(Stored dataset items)
((
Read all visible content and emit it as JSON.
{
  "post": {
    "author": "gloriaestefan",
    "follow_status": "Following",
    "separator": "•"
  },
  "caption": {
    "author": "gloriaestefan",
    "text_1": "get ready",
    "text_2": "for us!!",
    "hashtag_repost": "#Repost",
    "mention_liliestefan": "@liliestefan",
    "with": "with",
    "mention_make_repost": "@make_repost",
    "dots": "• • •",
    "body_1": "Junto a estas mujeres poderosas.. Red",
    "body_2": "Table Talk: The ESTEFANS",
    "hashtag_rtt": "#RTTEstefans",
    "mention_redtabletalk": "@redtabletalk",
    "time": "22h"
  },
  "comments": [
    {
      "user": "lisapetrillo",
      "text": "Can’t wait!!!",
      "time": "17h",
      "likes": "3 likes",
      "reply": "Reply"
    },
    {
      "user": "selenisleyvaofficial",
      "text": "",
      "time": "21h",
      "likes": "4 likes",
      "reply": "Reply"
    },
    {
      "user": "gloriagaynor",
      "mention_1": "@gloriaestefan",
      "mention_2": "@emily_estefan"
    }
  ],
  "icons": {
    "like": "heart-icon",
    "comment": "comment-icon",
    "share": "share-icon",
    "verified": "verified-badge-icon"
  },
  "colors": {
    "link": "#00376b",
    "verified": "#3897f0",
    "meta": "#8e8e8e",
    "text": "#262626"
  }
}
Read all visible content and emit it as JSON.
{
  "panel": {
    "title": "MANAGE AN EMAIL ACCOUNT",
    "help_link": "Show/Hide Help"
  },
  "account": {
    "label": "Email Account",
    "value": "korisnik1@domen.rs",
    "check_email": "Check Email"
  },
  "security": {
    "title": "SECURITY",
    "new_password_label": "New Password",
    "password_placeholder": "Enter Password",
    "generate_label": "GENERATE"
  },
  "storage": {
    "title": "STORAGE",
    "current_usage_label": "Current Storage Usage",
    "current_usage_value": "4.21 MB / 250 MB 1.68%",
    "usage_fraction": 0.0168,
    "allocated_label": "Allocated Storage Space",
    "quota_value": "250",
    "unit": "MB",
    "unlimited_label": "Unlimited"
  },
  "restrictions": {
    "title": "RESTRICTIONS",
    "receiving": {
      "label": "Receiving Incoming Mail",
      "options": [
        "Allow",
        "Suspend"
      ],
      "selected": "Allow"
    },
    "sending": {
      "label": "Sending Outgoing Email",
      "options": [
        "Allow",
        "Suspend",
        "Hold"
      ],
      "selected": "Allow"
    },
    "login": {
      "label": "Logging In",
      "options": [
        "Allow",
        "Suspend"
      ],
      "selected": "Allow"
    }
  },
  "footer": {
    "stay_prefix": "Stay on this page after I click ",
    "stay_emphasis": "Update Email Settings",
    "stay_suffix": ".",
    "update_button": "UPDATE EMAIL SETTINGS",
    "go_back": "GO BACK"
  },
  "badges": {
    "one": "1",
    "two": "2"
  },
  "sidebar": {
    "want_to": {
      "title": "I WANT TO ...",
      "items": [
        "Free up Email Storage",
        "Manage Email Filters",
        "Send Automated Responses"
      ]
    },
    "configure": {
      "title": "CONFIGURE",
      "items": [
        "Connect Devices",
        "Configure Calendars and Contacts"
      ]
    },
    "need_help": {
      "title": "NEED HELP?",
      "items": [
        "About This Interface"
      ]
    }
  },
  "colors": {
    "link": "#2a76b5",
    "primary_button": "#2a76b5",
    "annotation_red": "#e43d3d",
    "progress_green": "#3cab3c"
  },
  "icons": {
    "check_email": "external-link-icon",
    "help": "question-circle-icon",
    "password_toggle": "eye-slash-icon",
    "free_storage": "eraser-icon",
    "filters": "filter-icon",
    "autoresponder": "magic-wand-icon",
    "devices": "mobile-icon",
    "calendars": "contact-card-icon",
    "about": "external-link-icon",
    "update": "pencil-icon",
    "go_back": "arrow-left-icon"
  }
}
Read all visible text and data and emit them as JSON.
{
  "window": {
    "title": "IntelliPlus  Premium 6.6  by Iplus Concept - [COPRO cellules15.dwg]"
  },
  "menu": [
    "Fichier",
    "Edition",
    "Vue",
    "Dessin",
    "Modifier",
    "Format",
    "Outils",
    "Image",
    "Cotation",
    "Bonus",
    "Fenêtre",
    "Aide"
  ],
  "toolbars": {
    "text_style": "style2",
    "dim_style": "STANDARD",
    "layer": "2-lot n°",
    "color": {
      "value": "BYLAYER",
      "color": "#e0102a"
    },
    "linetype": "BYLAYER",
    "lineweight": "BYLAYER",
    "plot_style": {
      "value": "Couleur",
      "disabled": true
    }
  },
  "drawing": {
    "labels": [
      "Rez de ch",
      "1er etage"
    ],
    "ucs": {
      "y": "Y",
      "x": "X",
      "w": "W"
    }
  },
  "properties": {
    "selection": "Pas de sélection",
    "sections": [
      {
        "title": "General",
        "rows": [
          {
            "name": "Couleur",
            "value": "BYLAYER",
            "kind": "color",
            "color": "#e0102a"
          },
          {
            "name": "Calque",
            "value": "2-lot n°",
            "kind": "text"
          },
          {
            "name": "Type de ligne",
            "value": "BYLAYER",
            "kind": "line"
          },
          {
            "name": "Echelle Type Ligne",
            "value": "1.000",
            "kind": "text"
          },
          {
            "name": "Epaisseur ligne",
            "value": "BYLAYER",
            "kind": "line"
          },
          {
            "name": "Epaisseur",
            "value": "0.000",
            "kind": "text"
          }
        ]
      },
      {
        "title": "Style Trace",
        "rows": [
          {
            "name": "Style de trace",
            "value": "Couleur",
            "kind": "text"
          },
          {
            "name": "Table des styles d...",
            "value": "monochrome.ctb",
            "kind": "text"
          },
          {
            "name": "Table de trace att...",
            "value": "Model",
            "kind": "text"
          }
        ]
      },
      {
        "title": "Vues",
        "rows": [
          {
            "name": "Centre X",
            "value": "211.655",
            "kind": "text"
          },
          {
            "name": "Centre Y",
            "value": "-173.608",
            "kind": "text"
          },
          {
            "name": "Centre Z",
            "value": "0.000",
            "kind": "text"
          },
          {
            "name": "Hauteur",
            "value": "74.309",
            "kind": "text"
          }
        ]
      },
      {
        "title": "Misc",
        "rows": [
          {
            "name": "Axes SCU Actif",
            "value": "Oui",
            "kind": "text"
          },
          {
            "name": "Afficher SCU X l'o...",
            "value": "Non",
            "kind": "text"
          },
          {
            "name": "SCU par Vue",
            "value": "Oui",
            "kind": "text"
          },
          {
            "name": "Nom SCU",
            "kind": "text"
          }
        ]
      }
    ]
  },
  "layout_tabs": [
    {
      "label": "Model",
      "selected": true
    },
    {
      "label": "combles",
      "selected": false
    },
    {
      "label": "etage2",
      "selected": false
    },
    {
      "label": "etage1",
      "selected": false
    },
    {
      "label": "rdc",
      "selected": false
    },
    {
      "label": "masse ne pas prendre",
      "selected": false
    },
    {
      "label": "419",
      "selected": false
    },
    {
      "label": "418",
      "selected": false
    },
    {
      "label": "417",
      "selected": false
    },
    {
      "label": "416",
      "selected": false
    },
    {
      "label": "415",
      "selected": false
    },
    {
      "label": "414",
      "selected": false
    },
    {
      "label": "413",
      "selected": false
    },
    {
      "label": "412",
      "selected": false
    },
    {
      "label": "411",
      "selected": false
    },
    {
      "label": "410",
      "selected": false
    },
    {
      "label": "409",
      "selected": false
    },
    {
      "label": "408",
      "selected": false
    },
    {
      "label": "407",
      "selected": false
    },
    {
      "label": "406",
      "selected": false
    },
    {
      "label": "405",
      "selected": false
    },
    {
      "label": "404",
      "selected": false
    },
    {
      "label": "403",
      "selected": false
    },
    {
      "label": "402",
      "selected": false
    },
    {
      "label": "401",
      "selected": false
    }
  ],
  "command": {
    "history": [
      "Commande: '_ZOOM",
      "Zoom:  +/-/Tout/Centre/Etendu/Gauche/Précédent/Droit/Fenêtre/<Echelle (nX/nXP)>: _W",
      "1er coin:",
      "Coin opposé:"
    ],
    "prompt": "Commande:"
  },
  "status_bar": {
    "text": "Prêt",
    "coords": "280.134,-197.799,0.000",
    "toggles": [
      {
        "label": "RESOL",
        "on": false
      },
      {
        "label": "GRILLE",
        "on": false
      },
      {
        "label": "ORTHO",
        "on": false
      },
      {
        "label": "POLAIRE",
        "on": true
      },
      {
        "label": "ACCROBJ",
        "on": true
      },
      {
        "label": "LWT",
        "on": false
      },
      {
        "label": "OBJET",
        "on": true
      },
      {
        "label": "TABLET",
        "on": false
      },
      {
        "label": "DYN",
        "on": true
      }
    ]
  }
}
))
SET EXERCISE → From the data, list each line in which the string "Centre" appears.

RIGHT ANSWER →
            "name": "Centre X",
            "name": "Centre Y",
            "name": "Centre Z",
      "Zoom:  +/-/Tout/Centre/Etendu/Gauche/Précédent/Droit/Fenêtre/<Echelle (nX/nXP)>: _W",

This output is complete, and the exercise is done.